STATED EXERCISE
Return the complete listing that follows, with each line reproduced exactly.

LISTED ENTRIES
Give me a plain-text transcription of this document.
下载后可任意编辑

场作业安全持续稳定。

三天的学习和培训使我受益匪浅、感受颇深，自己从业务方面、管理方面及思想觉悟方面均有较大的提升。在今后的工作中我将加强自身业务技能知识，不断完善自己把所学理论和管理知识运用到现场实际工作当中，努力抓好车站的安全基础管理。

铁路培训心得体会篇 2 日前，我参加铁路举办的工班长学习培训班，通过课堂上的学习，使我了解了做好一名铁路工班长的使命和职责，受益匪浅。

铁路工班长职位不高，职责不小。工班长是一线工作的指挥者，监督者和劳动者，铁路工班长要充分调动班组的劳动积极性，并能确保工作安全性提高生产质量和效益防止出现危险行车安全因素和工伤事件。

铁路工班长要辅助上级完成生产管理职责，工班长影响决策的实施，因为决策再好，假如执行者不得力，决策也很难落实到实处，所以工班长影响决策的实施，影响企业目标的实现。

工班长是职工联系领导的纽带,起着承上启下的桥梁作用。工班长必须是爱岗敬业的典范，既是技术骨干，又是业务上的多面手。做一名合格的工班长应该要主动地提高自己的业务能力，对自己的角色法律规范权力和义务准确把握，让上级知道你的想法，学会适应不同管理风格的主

FINISHED TASK
Give me a plain-text transcription of this document.
下载后可任意编辑

场作业安全持续稳定。

三天的学习和培训使我受益匪浅、感受颇深，自己从业务方面、管理方面及思想觉悟方面均有较大的提升。在今后的工作中我将加强自身业务技能知识，不断完善自己把所学理论和管理知识运用到现场实际工作当中，努力抓好车站的安全基础管理。

铁路培训心得体会篇 2 日前，我参加铁路举办的工班长学习培训班，通过课堂上的学习，使我了解了做好一名铁路工班长的使命和职责，受益匪浅。

铁路工班长职位不高，职责不小。工班长是一线工作的指挥者，监督者和劳动者，铁路工班长要充分调动班组的劳动积极性，并能确保工作安全性提高生产质量和效益防止出现危险行车安全因素和工伤事件。

铁路工班长要辅助上级完成生产管理职责，工班长影响决策的实施，因为决策再好，假如执行者不得力，决策也很难落实到实处，所以工班长影响决策的实施，影响企业目标的实现。

工班长是职工联系领导的纽带,起着承上启下的桥梁作用。工班长必须是爱岗敬业的典范，既是技术骨干，又是业务上的多面手。做一名合格的工班长应该要主动地提高自己的业务能力，对自己的角色法律规范权力和义务准确把握，让上级知道你的想法，学会适应不同管理风格的主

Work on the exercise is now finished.